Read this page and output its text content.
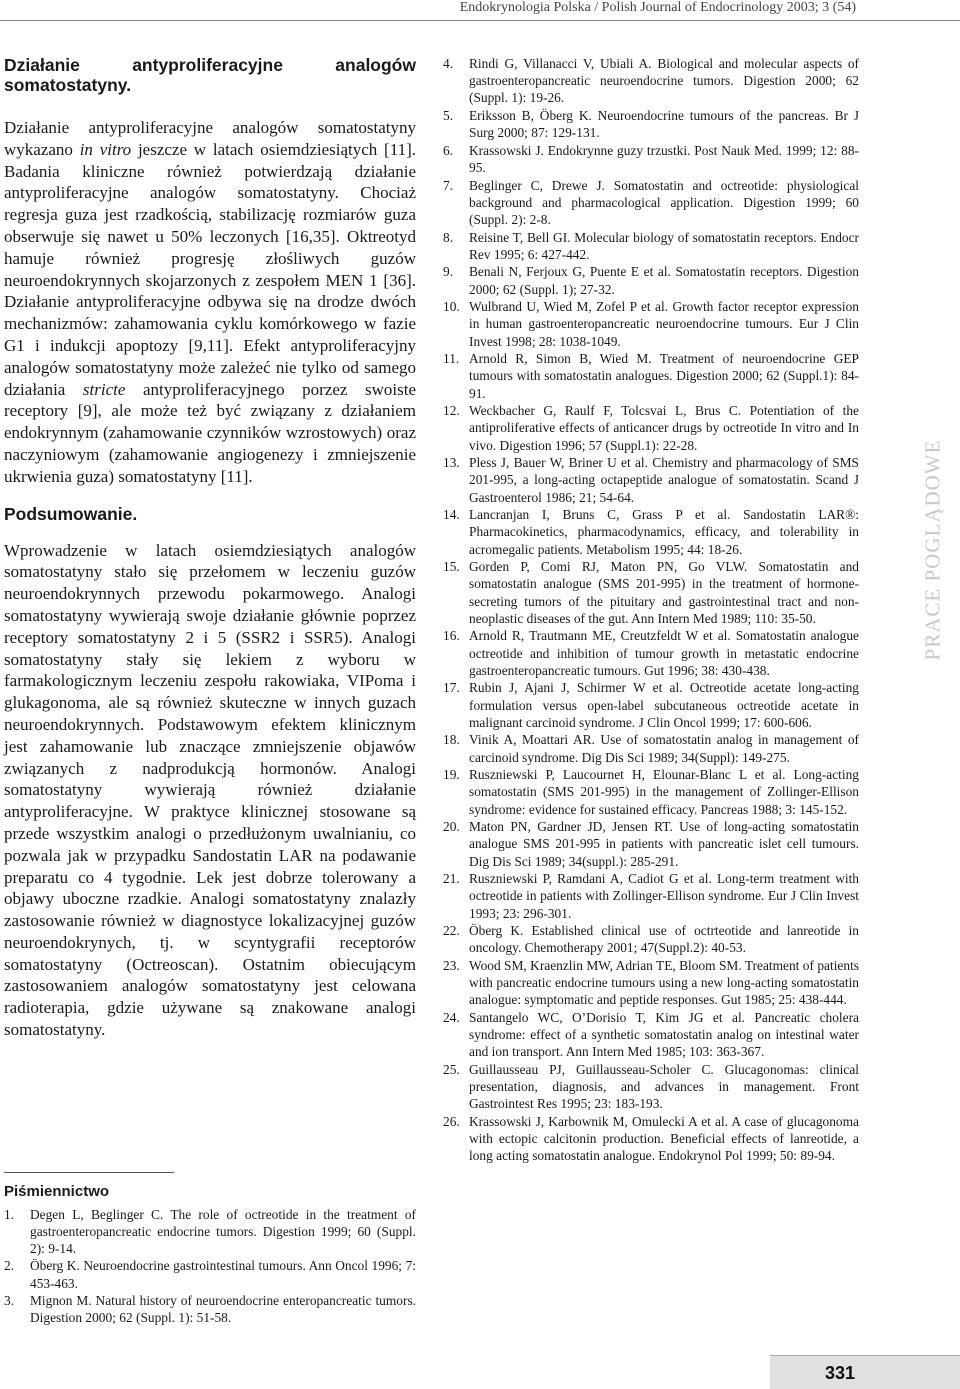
Endokrynologia Polska / Polish Journal of Endocrinology 2003; 3 (54)
Działanie antyproliferacyjne analogów
somatostatyny.

Działanie antyproliferacyjne analogów somatostatyny wykazano in vitro jeszcze w latach osiemdziesiątych [11]. Badania kliniczne również potwierdzają działanie antyproliferacyjne analogów somatostatyny. Chociaż regresja guza jest rzadkością, stabilizację rozmiarów guza obserwuje się nawet u 50% leczonych [16,35]. Oktreotyd hamuje również progresję złośliwych guzów neuroendokrynnych skojarzonych z zespołem MEN 1 [36]. Działanie antyproliferacyjne odbywa się na drodze dwóch mechanizmów: zahamowania cyklu komórkowego w fazie G1 i indukcji apoptozy [9,11]. Efekt antyproliferacyjny analogów somatostatyny może zależeć nie tylko od samego działania stricte antyproliferacyjnego porzez swoiste receptory [9], ale może też być związany z działaniem endokrynnym (zahamowanie czynników wzrostowych) oraz naczyniowym (zahamowanie angiogenezy i zmniejszenie ukrwienia guza) somatostatyny [11].

Podsumowanie.

Wprowadzenie w latach osiemdziesiątych analogów somatostatyny stało się przełomem w leczeniu guzów neuroendokrynnych przewodu pokarmowego. Analogi somatostatyny wywierają swoje działanie głównie poprzez receptory somatostatyny 2 i 5 (SSR2 i SSR5). Analogi somatostatyny stały się lekiem z wyboru w farmakologicznym leczeniu zespołu rakowiaka, VIPoma i glukagonoma, ale są również skuteczne w innych guzach neuroendokrynnych. Podstawowym efektem klinicznym jest zahamowanie lub znaczące zmniejszenie objawów związanych z nadprodukcją hormonów. Analogi somatostatyny wywierają również działanie antyproliferacyjne. W praktyce klinicznej stosowane są przede wszystkim analogi o przedłużonym uwalnianiu, co pozwala jak w przypadku Sandostatin LAR na podawanie preparatu co 4 tygodnie. Lek jest dobrze tolerowany a objawy uboczne rzadkie. Analogi somatostatyny znalazły zastosowanie również w diagnostyce lokalizacyjnej guzów neuroendokrynych, tj. w scyntygrafii receptorów somatostatyny (Octreoscan). Ostatnim obiecującym zastosowaniem analogów somatostatyny jest celowana radioterapia, gdzie używane są znakowane analogi somatostatyny.

Piśmiennictwo
1. Degen L, Beglinger C. The role of octreotide in the treatment of gastroenteropancreatic endocrine tumors. Digestion 1999; 60 (Suppl. 2): 9-14.
2. Öberg K. Neuroendocrine gastrointestinal tumours. Ann Oncol 1996; 7: 453-463.
3. Mignon M. Natural history of neuroendocrine enteropancreatic tumors. Digestion 2000; 62 (Suppl. 1): 51-58.
4. Rindi G, Villanacci V, Ubiali A. Biological and molecular aspects of gastroenteropancreatic neuroendocrine tumors. Digestion 2000; 62 (Suppl. 1): 19-26.
5. Eriksson B, Öberg K. Neuroendocrine tumours of the pancreas. Br J Surg 2000; 87: 129-131.
6. Krassowski J. Endokrynne guzy trzustki. Post Nauk Med. 1999; 12: 88-95.
7. Beglinger C, Drewe J. Somatostatin and octreotide: physiological background and pharmacological application. Digestion 1999; 60 (Suppl. 2): 2-8.
8. Reisine T, Bell GI. Molecular biology of somatostatin receptors. Endocr Rev 1995; 6: 427-442.
9. Benali N, Ferjoux G, Puente E et al. Somatostatin receptors. Digestion 2000; 62 (Suppl. 1); 27-32.
10. Wulbrand U, Wied M, Zofel P et al. Growth factor receptor expression in human gastroenteropancreatic neuroendocrine tumours. Eur J Clin Invest 1998; 28: 1038-1049.
11. Arnold R, Simon B, Wied M. Treatment of neuroendocrine GEP tumours with somatostatin analogues. Digestion 2000; 62 (Suppl.1): 84-91.
12. Weckbacher G, Raulf F, Tolcsvai L, Brus C. Potentiation of the antiproliferative effects of anticancer drugs by octreotide In vitro and In vivo. Digestion 1996; 57 (Suppl.1): 22-28.
13. Pless J, Bauer W, Briner U et al. Chemistry and pharmacology of SMS 201-995, a long-acting octapeptide analogue of somatostatin. Scand J Gastroenterol 1986; 21; 54-64.
14. Lancranjan I, Bruns C, Grass P et al. Sandostatin LAR®: Pharmacokinetics, pharmacodynamics, efficacy, and tolerability in acromegalic patients. Metabolism 1995; 44: 18-26.
15. Gorden P, Comi RJ, Maton PN, Go VLW. Somatostatin and somatostatin analogue (SMS 201-995) in the treatment of hormone-secreting tumors of the pituitary and gastrointestinal tract and non-neoplastic diseases of the gut. Ann Intern Med 1989; 110: 35-50.
16. Arnold R, Trautmann ME, Creutzfeldt W et al. Somatostatin analogue octreotide and inhibition of tumour growth in metastatic endocrine gastroenteropancreatic tumours. Gut 1996; 38: 430-438.
17. Rubin J, Ajani J, Schirmer W et al. Octreotide acetate long-acting formulation versus open-label subcutaneous octreotide acetate in malignant carcinoid syndrome. J Clin Oncol 1999; 17: 600-606.
18. Vinik A, Moattari AR. Use of somatostatin analog in management of carcinoid syndrome. Dig Dis Sci 1989; 34(Suppl): 149-275.
19. Ruszniewski P, Laucournet H, Elounar-Blanc L et al. Long-acting somatostatin (SMS 201-995) in the management of Zollinger-Ellison syndrome: evidence for sustained efficacy. Pancreas 1988; 3: 145-152.
20. Maton PN, Gardner JD, Jensen RT. Use of long-acting somatostatin analogue SMS 201-995 in patients with pancreatic islet cell tumours. Dig Dis Sci 1989; 34(suppl.): 285-291.
21. Ruszniewski P, Ramdani A, Cadiot G et al. Long-term treatment with octreotide in patients with Zollinger-Ellison syndrome. Eur J Clin Invest 1993; 23: 296-301.
22. Öberg K. Established clinical use of octrteotide and lanreotide in oncology. Chemotherapy 2001; 47(Suppl.2): 40-53.
23. Wood SM, Kraenzlin MW, Adrian TE, Bloom SM. Treatment of patients with pancreatic endocrine tumours using a new long-acting somatostatin analogue: symptomatic and peptide responses. Gut 1985; 25: 438-444.
24. Santangelo WC, O’Dorisio T, Kim JG et al. Pancreatic cholera syndrome: effect of a synthetic somatostatin analog on intestinal water and ion transport. Ann Intern Med 1985; 103: 363-367.
25. Guillausseau PJ, Guillausseau-Scholer C. Glucagonomas: clinical presentation, diagnosis, and advances in management. Front Gastrointest Res 1995; 23: 183-193.
26. Krassowski J, Karbownik M, Omulecki A et al. A case of glucagonoma with ectopic calcitonin production. Beneficial effects of lanreotide, a long acting somatostatin analogue. Endokrynol Pol 1999; 50: 89-94.
PRACE POGLĄDOWE
331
= = = = =
▸ PROBLEM DETAILS:
Where a line in the listing above includes the string "Arnold", copy that line.

▸ RESPONSE BELOW:
11. Arnold R, Simon B, Wied M. Treatment of neuroendocrine GEP tumours with somatostatin analogues. Digestion 2000; 62 (Suppl.1): 84-91.
16. Arnold R, Trautmann ME, Creutzfeldt W et al. Somatostatin analogue octreotide and inhibition of tumour growth in metastatic endocrine gastroenteropancreatic tumours. Gut 1996; 38: 430-438.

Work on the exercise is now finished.